> What you need to do
Track down every line below that holds "Manager" and copy it.

> Data records
(begin)
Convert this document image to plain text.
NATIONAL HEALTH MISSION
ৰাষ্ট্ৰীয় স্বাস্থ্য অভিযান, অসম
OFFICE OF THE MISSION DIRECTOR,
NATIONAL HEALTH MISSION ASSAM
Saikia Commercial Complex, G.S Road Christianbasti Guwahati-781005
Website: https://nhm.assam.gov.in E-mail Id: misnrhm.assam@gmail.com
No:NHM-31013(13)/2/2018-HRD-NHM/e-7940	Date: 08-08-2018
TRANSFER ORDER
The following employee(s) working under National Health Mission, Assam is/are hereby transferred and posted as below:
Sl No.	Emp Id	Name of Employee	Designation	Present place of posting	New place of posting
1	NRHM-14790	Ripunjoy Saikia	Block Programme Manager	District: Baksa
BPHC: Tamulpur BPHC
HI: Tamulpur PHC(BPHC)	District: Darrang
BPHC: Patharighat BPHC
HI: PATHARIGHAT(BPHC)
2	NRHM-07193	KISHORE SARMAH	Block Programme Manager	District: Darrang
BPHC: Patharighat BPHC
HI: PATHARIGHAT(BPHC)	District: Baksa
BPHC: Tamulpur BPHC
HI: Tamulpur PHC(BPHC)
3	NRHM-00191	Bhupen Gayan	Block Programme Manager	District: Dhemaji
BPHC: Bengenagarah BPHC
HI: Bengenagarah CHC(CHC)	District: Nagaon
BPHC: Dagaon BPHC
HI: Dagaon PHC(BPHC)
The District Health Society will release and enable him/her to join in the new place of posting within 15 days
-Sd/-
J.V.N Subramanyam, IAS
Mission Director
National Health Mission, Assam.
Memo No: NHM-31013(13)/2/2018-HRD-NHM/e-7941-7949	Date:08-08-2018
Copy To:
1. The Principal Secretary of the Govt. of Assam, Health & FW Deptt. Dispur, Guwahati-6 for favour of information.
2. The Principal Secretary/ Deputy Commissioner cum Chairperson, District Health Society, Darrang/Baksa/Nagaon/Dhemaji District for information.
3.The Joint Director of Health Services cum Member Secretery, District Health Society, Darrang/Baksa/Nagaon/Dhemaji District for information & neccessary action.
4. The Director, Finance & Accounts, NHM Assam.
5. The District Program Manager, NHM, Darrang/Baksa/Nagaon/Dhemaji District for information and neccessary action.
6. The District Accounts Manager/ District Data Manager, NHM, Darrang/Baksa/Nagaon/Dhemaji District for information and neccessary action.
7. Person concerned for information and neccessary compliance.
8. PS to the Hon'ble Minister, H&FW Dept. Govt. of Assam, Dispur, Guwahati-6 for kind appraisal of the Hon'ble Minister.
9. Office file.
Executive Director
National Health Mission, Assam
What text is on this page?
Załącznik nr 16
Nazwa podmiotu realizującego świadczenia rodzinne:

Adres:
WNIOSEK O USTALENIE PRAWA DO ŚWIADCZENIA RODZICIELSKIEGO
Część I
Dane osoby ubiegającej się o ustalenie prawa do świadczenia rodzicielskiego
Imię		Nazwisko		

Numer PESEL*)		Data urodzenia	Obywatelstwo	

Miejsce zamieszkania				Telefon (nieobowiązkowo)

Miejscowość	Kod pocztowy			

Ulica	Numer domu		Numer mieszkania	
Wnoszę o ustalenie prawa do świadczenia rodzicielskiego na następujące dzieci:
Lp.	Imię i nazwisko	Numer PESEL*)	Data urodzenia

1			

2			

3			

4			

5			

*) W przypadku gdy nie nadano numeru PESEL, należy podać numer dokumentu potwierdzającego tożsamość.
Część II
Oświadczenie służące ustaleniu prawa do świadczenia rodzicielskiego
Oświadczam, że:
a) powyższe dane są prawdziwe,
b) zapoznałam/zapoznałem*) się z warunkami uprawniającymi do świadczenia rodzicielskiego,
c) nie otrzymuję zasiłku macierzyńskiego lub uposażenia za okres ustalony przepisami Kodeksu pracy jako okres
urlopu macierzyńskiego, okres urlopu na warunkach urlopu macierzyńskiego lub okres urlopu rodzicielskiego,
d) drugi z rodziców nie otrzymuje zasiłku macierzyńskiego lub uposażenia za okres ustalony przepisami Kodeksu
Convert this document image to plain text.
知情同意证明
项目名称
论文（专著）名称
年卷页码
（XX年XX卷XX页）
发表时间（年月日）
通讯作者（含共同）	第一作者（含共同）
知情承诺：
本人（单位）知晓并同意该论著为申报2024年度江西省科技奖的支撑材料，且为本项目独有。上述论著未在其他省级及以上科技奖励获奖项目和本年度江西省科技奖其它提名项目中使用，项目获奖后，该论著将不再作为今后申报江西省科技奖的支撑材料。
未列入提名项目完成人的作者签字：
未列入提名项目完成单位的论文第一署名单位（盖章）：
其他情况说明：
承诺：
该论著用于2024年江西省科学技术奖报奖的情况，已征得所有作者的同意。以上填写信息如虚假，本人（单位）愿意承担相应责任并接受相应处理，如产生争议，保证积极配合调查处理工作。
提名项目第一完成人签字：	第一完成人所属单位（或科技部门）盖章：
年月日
(end)
> Result of the task
1	NRHM-14790	Ripunjoy Saikia	Block Programme Manager	District: Baksa
2	NRHM-07193	KISHORE SARMAH	Block Programme Manager	District: Darrang
3	NRHM-00191	Bhupen Gayan	Block Programme Manager	District: Dhemaji
5. The District Program Manager, NHM, Darrang/Baksa/Nagaon/Dhemaji District for information and neccessary action.
6. The District Accounts Manager/ District Data Manager, NHM, Darrang/Baksa/Nagaon/Dhemaji District for information and neccessary action.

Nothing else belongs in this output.